Exercise objective -> Locate the lines where "Основное" occurs and copy them as they stand.

Extracted data entries ->
* * * * * * *
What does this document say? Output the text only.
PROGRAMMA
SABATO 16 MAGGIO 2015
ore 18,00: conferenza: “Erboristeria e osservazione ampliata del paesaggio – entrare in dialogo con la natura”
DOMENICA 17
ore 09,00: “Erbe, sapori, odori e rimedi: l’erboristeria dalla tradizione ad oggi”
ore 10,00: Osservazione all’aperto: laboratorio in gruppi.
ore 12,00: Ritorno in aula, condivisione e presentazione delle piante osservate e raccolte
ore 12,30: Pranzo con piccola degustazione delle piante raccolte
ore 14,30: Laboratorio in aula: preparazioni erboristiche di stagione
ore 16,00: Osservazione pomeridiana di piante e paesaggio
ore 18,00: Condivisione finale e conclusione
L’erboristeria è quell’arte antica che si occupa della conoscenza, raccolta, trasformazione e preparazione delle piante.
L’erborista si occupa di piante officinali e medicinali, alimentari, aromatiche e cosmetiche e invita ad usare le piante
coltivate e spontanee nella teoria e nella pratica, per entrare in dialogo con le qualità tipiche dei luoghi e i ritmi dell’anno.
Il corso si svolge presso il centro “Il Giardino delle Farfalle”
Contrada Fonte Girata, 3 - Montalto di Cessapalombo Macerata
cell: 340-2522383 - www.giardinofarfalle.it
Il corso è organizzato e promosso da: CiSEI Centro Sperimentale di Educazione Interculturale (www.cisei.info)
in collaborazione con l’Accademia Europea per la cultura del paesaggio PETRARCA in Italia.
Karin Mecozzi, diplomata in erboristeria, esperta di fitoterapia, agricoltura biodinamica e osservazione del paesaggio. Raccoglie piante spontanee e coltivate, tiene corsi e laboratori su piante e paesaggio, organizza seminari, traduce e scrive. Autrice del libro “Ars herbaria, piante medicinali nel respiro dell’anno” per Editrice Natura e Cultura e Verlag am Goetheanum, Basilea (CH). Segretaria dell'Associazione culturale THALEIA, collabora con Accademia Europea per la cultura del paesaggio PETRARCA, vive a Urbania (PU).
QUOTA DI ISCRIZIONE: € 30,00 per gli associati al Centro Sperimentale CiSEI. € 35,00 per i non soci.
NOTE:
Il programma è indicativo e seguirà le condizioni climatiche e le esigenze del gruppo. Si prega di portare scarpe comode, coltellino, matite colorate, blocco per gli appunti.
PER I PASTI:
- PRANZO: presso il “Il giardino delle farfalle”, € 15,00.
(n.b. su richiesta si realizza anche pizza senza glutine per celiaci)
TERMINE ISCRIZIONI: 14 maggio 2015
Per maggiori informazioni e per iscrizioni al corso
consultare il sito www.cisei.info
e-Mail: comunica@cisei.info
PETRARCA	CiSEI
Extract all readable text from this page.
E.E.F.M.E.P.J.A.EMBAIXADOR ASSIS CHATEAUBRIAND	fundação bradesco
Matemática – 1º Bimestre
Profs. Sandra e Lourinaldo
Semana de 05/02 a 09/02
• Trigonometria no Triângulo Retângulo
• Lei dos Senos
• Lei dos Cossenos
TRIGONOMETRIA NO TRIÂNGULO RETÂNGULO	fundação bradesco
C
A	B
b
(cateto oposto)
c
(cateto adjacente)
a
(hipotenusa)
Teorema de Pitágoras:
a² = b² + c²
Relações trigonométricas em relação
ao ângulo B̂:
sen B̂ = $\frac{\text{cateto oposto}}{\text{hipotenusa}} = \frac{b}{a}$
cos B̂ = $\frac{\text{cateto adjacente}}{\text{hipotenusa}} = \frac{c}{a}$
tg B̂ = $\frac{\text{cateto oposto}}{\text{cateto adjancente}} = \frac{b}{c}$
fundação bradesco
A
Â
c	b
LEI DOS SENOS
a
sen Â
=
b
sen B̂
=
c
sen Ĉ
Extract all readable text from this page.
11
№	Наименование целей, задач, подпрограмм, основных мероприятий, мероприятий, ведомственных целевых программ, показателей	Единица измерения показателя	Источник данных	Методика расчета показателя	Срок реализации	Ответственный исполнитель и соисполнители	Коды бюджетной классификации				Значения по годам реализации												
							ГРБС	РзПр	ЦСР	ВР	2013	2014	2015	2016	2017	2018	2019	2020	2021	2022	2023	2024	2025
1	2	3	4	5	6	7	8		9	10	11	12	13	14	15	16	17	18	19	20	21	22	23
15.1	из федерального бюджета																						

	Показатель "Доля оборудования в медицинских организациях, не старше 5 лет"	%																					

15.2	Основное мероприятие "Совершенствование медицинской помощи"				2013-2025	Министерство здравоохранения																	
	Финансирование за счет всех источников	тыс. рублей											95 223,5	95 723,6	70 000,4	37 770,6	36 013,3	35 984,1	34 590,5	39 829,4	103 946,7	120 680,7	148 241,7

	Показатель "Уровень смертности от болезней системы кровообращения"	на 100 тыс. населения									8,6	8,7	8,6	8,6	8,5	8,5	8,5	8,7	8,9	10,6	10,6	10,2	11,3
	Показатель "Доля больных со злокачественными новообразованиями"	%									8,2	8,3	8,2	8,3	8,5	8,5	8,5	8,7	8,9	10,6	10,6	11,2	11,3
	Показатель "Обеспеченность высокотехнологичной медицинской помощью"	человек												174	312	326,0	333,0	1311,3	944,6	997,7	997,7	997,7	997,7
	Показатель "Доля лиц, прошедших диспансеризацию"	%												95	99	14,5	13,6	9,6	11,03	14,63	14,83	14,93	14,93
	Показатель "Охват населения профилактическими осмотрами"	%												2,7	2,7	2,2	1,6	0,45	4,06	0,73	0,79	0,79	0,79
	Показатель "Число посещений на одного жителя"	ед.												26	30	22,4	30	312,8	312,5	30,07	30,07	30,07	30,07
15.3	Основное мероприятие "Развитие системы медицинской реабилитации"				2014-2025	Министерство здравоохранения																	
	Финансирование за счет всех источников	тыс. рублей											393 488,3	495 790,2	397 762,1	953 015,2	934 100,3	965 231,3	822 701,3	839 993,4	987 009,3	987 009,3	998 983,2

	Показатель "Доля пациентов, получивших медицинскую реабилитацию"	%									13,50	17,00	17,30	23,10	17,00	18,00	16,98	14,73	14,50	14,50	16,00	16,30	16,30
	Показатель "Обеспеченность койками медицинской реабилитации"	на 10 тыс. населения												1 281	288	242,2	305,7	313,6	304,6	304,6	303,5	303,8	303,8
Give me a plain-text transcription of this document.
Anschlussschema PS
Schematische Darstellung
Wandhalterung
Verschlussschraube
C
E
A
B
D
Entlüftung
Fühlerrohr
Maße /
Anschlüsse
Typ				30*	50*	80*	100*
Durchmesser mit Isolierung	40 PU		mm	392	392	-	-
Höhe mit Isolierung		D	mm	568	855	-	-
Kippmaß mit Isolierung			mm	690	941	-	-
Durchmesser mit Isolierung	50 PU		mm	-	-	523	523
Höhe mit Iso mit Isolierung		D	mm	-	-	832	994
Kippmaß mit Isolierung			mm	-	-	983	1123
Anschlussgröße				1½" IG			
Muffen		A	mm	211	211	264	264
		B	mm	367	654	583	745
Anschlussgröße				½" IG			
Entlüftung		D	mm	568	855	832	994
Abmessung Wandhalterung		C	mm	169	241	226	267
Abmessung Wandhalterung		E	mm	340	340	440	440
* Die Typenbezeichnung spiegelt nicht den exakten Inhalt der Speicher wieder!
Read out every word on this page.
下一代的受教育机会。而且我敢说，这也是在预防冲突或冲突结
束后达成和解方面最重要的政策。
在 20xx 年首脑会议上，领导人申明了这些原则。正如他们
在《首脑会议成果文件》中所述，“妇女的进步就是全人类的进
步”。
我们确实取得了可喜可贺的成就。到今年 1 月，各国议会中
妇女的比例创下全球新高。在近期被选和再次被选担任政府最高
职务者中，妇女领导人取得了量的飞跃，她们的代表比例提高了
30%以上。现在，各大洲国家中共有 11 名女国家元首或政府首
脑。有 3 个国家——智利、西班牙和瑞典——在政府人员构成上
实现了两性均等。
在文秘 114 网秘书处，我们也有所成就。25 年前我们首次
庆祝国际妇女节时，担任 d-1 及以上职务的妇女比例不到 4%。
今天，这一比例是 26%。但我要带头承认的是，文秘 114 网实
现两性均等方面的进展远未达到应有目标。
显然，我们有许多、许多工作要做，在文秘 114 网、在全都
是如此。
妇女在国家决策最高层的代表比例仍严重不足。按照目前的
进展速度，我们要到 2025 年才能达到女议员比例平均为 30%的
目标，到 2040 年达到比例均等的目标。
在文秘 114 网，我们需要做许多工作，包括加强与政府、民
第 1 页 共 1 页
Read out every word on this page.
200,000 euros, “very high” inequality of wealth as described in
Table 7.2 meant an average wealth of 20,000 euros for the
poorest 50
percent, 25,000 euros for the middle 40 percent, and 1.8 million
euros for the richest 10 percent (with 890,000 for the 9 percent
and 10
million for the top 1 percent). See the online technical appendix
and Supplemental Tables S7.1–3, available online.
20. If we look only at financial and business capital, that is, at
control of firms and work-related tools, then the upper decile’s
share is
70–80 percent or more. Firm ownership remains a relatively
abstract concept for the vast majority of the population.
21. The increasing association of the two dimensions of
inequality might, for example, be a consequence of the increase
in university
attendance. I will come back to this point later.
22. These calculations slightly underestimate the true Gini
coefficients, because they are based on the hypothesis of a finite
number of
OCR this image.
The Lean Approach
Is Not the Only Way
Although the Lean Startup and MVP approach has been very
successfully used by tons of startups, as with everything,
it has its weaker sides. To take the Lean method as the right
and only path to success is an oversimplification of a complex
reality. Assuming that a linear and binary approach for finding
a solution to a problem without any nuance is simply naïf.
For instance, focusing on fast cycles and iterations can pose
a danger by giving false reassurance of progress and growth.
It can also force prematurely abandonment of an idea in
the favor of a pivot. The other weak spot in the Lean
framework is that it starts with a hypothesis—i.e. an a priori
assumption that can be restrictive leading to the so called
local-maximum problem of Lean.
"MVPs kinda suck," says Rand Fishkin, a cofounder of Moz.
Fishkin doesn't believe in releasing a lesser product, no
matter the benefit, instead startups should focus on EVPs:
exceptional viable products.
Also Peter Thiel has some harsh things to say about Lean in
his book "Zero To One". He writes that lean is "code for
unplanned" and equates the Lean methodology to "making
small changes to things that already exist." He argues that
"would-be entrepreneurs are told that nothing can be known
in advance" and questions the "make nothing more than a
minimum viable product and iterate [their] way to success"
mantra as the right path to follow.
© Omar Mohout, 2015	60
* * * * * * *
Exercise result ->
15.2	Основное мероприятие "Совершенствование медицинской помощи"				2013-2025	Министерство здравоохранения																	
15.3	Основное мероприятие "Развитие системы медицинской реабилитации"				2014-2025	Министерство здравоохранения																	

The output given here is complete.